Without leaving out a single line, copy the records exactly.

::::

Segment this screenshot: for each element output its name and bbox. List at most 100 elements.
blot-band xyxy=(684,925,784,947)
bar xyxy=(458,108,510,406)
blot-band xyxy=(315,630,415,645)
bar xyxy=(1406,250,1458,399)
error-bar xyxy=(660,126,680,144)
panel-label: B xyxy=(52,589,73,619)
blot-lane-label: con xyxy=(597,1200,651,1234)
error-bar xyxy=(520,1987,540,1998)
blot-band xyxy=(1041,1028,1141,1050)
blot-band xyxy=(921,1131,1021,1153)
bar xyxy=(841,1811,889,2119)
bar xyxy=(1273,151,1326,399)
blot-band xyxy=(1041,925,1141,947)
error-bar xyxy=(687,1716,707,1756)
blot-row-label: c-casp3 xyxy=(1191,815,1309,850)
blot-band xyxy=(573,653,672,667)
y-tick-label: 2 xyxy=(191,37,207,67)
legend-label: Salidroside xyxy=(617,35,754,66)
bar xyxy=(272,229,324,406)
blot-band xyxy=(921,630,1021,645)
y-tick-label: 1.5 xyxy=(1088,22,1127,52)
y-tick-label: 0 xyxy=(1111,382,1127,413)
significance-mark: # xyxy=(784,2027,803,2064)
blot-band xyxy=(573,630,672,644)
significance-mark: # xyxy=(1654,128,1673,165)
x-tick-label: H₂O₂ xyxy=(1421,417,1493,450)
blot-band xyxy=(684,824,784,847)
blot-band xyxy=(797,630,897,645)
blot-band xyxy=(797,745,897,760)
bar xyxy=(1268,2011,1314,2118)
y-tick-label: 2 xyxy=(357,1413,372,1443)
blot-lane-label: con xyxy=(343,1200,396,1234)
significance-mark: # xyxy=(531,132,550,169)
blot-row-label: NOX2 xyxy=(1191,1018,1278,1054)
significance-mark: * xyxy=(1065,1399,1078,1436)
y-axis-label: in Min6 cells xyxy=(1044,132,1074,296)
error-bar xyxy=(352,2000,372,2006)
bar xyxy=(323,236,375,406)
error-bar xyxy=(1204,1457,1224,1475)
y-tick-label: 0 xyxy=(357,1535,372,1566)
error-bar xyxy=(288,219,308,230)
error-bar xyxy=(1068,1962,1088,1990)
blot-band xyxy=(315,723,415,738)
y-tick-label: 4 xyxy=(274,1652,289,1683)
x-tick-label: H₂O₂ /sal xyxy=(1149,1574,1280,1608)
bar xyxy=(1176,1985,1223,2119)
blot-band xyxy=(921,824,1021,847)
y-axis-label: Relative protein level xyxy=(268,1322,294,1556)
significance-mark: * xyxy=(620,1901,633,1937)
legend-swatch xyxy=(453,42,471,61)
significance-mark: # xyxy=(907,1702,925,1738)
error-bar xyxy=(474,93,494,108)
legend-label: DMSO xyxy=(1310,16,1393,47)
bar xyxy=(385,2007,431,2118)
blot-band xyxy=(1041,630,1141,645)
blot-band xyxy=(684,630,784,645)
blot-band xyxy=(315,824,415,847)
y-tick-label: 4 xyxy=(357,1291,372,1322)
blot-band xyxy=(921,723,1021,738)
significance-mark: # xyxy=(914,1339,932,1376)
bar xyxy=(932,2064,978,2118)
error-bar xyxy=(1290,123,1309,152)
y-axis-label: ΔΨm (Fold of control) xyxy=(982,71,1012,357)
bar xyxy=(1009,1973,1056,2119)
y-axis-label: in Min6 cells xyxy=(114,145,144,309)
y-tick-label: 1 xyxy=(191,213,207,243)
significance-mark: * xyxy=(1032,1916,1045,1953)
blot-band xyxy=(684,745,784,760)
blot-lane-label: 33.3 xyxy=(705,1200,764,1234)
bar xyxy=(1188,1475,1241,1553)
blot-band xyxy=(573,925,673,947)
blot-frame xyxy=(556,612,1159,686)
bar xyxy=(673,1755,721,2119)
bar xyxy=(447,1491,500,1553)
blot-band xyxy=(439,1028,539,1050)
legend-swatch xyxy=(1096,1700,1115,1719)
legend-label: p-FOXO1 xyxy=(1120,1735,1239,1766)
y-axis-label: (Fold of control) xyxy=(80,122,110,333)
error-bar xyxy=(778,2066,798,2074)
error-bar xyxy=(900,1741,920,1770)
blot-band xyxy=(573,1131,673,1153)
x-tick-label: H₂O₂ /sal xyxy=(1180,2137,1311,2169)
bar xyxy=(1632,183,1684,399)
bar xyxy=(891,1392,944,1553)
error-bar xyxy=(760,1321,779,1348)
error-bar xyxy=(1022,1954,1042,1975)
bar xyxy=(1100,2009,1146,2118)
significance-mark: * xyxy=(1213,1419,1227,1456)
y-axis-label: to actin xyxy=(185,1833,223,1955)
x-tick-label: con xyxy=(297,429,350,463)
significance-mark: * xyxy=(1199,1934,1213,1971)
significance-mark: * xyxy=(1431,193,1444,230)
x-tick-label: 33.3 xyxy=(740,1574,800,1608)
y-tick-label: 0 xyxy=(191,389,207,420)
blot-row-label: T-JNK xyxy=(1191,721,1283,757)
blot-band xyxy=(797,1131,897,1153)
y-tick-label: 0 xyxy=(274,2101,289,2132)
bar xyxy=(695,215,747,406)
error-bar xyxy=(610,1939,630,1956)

::::

Solution to this task ::
Segment this screenshot: for each element output its name and bbox. List at most 100 elements.
blot-band xyxy=(684,925,784,947)
bar xyxy=(458,108,510,406)
blot-band xyxy=(315,630,415,645)
bar xyxy=(1406,250,1458,399)
error-bar xyxy=(660,126,680,144)
panel-label: B xyxy=(52,589,73,619)
blot-lane-label: con xyxy=(597,1200,651,1234)
error-bar xyxy=(520,1987,540,1998)
blot-band xyxy=(1041,1028,1141,1050)
blot-band xyxy=(921,1131,1021,1153)
bar xyxy=(841,1811,889,2119)
bar xyxy=(1273,151,1326,399)
blot-band xyxy=(1041,925,1141,947)
error-bar xyxy=(687,1716,707,1756)
blot-row-label: c-casp3 xyxy=(1191,815,1309,850)
blot-band xyxy=(573,653,672,667)
y-tick-label: 2 xyxy=(191,37,207,67)
legend-label: Salidroside xyxy=(617,35,754,66)
bar xyxy=(272,229,324,406)
blot-band xyxy=(921,630,1021,645)
y-tick-label: 1.5 xyxy=(1088,22,1127,52)
y-tick-label: 0 xyxy=(1111,382,1127,413)
significance-mark: # xyxy=(784,2027,803,2064)
blot-band xyxy=(573,630,672,644)
significance-mark: # xyxy=(1654,128,1673,165)
x-tick-label: H₂O₂ xyxy=(1421,417,1493,450)
blot-band xyxy=(684,824,784,847)
blot-band xyxy=(797,630,897,645)
blot-band xyxy=(797,745,897,760)
bar xyxy=(1268,2011,1314,2118)
y-tick-label: 2 xyxy=(357,1413,372,1443)
blot-lane-label: con xyxy=(343,1200,396,1234)
significance-mark: # xyxy=(531,132,550,169)
blot-row-label: NOX2 xyxy=(1191,1018,1278,1054)
significance-mark: * xyxy=(1065,1399,1078,1436)
y-axis-label: in Min6 cells xyxy=(1044,132,1074,296)
error-bar xyxy=(352,2000,372,2006)
bar xyxy=(323,236,375,406)
error-bar xyxy=(1204,1457,1224,1475)
y-tick-label: 0 xyxy=(357,1535,372,1566)
error-bar xyxy=(288,219,308,230)
error-bar xyxy=(1068,1962,1088,1990)
blot-band xyxy=(315,723,415,738)
y-tick-label: 4 xyxy=(274,1652,289,1683)
x-tick-label: H₂O₂ /sal xyxy=(1149,1574,1280,1608)
bar xyxy=(1176,1985,1223,2119)
blot-band xyxy=(921,824,1021,847)
y-axis-label: Relative protein level xyxy=(268,1322,294,1556)
significance-mark: * xyxy=(620,1901,633,1937)
legend-swatch xyxy=(453,42,471,61)
significance-mark: # xyxy=(907,1702,925,1738)
error-bar xyxy=(474,93,494,108)
legend-label: DMSO xyxy=(1310,16,1393,47)
bar xyxy=(385,2007,431,2118)
blot-band xyxy=(1041,630,1141,645)
blot-band xyxy=(684,630,784,645)
blot-band xyxy=(315,824,415,847)
y-tick-label: 4 xyxy=(357,1291,372,1322)
blot-band xyxy=(921,723,1021,738)
significance-mark: # xyxy=(914,1339,932,1376)
bar xyxy=(932,2064,978,2118)
error-bar xyxy=(1290,123,1309,152)
y-axis-label: ΔΨm (Fold of control) xyxy=(982,71,1012,357)
bar xyxy=(1009,1973,1056,2119)
y-axis-label: in Min6 cells xyxy=(114,145,144,309)
y-tick-label: 1 xyxy=(191,213,207,243)
significance-mark: * xyxy=(1032,1916,1045,1953)
blot-band xyxy=(684,745,784,760)
blot-lane-label: 33.3 xyxy=(705,1200,764,1234)
bar xyxy=(1188,1475,1241,1553)
blot-band xyxy=(573,925,673,947)
blot-frame xyxy=(556,612,1159,686)
bar xyxy=(673,1755,721,2119)
bar xyxy=(447,1491,500,1553)
blot-band xyxy=(439,1028,539,1050)
legend-swatch xyxy=(1096,1700,1115,1719)
legend-label: p-FOXO1 xyxy=(1120,1735,1239,1766)
y-axis-label: (Fold of control) xyxy=(80,122,110,333)
error-bar xyxy=(778,2066,798,2074)
error-bar xyxy=(900,1741,920,1770)
blot-band xyxy=(573,1131,673,1153)
x-tick-label: H₂O₂ /sal xyxy=(1180,2137,1311,2169)
bar xyxy=(1632,183,1684,399)
bar xyxy=(891,1392,944,1553)
error-bar xyxy=(760,1321,779,1348)
error-bar xyxy=(1022,1954,1042,1975)
bar xyxy=(1100,2009,1146,2118)
significance-mark: * xyxy=(1213,1419,1227,1456)
y-axis-label: to actin xyxy=(185,1833,223,1955)
x-tick-label: con xyxy=(297,429,350,463)
significance-mark: * xyxy=(1199,1934,1213,1971)
significance-mark: * xyxy=(1431,193,1444,230)
x-tick-label: 33.3 xyxy=(740,1574,800,1608)
y-tick-label: 0 xyxy=(191,389,207,420)
blot-row-label: T-JNK xyxy=(1191,721,1283,757)
blot-band xyxy=(797,1131,897,1153)
y-tick-label: 0 xyxy=(274,2101,289,2132)
bar xyxy=(695,215,747,406)
error-bar xyxy=(610,1939,630,1956)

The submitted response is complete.